§ **TASK TO COMPLETE**: Every record must be repeated exactly, with no omission.

§ **EXTRACTED MATERIAL**:

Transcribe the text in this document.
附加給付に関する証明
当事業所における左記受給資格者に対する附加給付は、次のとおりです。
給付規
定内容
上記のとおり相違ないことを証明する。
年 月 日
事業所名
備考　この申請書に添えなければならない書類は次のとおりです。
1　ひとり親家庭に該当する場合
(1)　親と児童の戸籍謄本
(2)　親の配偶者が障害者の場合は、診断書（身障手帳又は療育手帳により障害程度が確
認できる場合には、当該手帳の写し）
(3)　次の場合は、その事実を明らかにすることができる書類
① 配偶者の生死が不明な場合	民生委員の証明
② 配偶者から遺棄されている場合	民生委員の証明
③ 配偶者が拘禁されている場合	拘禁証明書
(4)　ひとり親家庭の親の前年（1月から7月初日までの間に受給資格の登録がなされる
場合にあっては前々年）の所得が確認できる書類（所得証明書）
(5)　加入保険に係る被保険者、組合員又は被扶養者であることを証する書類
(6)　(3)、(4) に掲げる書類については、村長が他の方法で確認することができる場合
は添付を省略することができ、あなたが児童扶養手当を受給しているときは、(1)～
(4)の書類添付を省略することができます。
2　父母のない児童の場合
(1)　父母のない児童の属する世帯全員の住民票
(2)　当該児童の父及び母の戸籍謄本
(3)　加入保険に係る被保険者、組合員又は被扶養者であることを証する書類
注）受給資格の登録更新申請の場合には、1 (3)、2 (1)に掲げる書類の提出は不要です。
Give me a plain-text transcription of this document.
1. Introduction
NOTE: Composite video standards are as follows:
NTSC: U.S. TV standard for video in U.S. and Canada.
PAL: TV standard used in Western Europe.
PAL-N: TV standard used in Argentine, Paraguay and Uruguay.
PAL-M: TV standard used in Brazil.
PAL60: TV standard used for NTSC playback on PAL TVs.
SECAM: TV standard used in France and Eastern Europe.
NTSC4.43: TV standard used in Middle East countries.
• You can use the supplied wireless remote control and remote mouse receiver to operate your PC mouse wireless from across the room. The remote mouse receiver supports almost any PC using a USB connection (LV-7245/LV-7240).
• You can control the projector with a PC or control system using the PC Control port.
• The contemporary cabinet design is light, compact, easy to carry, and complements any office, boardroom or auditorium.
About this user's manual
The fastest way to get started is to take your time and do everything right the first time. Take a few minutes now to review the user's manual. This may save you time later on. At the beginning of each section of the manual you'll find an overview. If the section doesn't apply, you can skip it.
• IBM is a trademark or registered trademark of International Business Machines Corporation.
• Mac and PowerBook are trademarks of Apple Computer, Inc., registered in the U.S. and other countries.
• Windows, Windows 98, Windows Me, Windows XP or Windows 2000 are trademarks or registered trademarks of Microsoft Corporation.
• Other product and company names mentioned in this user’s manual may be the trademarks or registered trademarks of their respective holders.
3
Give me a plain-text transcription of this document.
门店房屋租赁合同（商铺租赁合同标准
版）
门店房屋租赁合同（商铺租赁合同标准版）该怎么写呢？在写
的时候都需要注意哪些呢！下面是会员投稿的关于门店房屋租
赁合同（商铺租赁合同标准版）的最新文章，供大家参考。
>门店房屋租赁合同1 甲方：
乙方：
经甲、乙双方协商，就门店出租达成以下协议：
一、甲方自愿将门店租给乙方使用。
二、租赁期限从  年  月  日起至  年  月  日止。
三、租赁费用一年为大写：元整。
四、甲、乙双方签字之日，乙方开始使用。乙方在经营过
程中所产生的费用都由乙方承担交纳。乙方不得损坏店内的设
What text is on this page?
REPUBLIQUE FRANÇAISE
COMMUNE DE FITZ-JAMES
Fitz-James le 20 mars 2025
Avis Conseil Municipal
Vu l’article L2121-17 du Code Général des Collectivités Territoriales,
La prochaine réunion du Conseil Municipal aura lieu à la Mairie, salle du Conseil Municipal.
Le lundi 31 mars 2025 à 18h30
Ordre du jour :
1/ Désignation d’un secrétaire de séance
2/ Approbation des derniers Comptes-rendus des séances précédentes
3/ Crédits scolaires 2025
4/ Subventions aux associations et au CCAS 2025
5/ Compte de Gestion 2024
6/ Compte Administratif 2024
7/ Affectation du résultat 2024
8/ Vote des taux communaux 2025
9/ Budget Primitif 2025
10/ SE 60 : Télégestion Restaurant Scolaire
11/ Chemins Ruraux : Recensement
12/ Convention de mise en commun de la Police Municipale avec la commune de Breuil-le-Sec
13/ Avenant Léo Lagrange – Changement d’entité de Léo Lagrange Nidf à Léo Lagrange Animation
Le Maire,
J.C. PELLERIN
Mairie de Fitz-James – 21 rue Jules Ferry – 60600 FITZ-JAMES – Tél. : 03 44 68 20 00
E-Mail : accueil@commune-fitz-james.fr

§ **TASK RESPONSE**:
Transcribe the text in this document.
附加給付に関する証明
当事業所における左記受給資格者に対する附加給付は、次のとおりです。
給付規
定内容
上記のとおり相違ないことを証明する。
年 月 日
事業所名
備考　この申請書に添えなければならない書類は次のとおりです。
1　ひとり親家庭に該当する場合
(1)　親と児童の戸籍謄本
(2)　親の配偶者が障害者の場合は、診断書（身障手帳又は療育手帳により障害程度が確
認できる場合には、当該手帳の写し）
(3)　次の場合は、その事実を明らかにすることができる書類
① 配偶者の生死が不明な場合	民生委員の証明
② 配偶者から遺棄されている場合	民生委員の証明
③ 配偶者が拘禁されている場合	拘禁証明書
(4)　ひとり親家庭の親の前年（1月から7月初日までの間に受給資格の登録がなされる
場合にあっては前々年）の所得が確認できる書類（所得証明書）
(5)　加入保険に係る被保険者、組合員又は被扶養者であることを証する書類
(6)　(3)、(4) に掲げる書類については、村長が他の方法で確認することができる場合
は添付を省略することができ、あなたが児童扶養手当を受給しているときは、(1)～
(4)の書類添付を省略することができます。
2　父母のない児童の場合
(1)　父母のない児童の属する世帯全員の住民票
(2)　当該児童の父及び母の戸籍謄本
(3)　加入保険に係る被保険者、組合員又は被扶養者であることを証する書類
注）受給資格の登録更新申請の場合には、1 (3)、2 (1)に掲げる書類の提出は不要です。
Give me a plain-text transcription of this document.
1. Introduction
NOTE: Composite video standards are as follows:
NTSC: U.S. TV standard for video in U.S. and Canada.
PAL: TV standard used in Western Europe.
PAL-N: TV standard used in Argentine, Paraguay and Uruguay.
PAL-M: TV standard used in Brazil.
PAL60: TV standard used for NTSC playback on PAL TVs.
SECAM: TV standard used in France and Eastern Europe.
NTSC4.43: TV standard used in Middle East countries.
• You can use the supplied wireless remote control and remote mouse receiver to operate your PC mouse wireless from across the room. The remote mouse receiver supports almost any PC using a USB connection (LV-7245/LV-7240).
• You can control the projector with a PC or control system using the PC Control port.
• The contemporary cabinet design is light, compact, easy to carry, and complements any office, boardroom or auditorium.
About this user's manual
The fastest way to get started is to take your time and do everything right the first time. Take a few minutes now to review the user's manual. This may save you time later on. At the beginning of each section of the manual you'll find an overview. If the section doesn't apply, you can skip it.
• IBM is a trademark or registered trademark of International Business Machines Corporation.
• Mac and PowerBook are trademarks of Apple Computer, Inc., registered in the U.S. and other countries.
• Windows, Windows 98, Windows Me, Windows XP or Windows 2000 are trademarks or registered trademarks of Microsoft Corporation.
• Other product and company names mentioned in this user’s manual may be the trademarks or registered trademarks of their respective holders.
3
Give me a plain-text transcription of this document.
门店房屋租赁合同（商铺租赁合同标准
版）
门店房屋租赁合同（商铺租赁合同标准版）该怎么写呢？在写
的时候都需要注意哪些呢！下面是会员投稿的关于门店房屋租
赁合同（商铺租赁合同标准版）的最新文章，供大家参考。
>门店房屋租赁合同1 甲方：
乙方：
经甲、乙双方协商，就门店出租达成以下协议：
一、甲方自愿将门店租给乙方使用。
二、租赁期限从  年  月  日起至  年  月  日止。
三、租赁费用一年为大写：元整。
四、甲、乙双方签字之日，乙方开始使用。乙方在经营过
程中所产生的费用都由乙方承担交纳。乙方不得损坏店内的设
What text is on this page?
REPUBLIQUE FRANÇAISE
COMMUNE DE FITZ-JAMES
Fitz-James le 20 mars 2025
Avis Conseil Municipal
Vu l’article L2121-17 du Code Général des Collectivités Territoriales,
La prochaine réunion du Conseil Municipal aura lieu à la Mairie, salle du Conseil Municipal.
Le lundi 31 mars 2025 à 18h30
Ordre du jour :
1/ Désignation d’un secrétaire de séance
2/ Approbation des derniers Comptes-rendus des séances précédentes
3/ Crédits scolaires 2025
4/ Subventions aux associations et au CCAS 2025
5/ Compte de Gestion 2024
6/ Compte Administratif 2024
7/ Affectation du résultat 2024
8/ Vote des taux communaux 2025
9/ Budget Primitif 2025
10/ SE 60 : Télégestion Restaurant Scolaire
11/ Chemins Ruraux : Recensement
12/ Convention de mise en commun de la Police Municipale avec la commune de Breuil-le-Sec
13/ Avenant Léo Lagrange – Changement d’entité de Léo Lagrange Nidf à Léo Lagrange Animation
Le Maire,
J.C. PELLERIN
Mairie de Fitz-James – 21 rue Jules Ferry – 60600 FITZ-JAMES – Tél. : 03 44 68 20 00
E-Mail : accueil@commune-fitz-james.fr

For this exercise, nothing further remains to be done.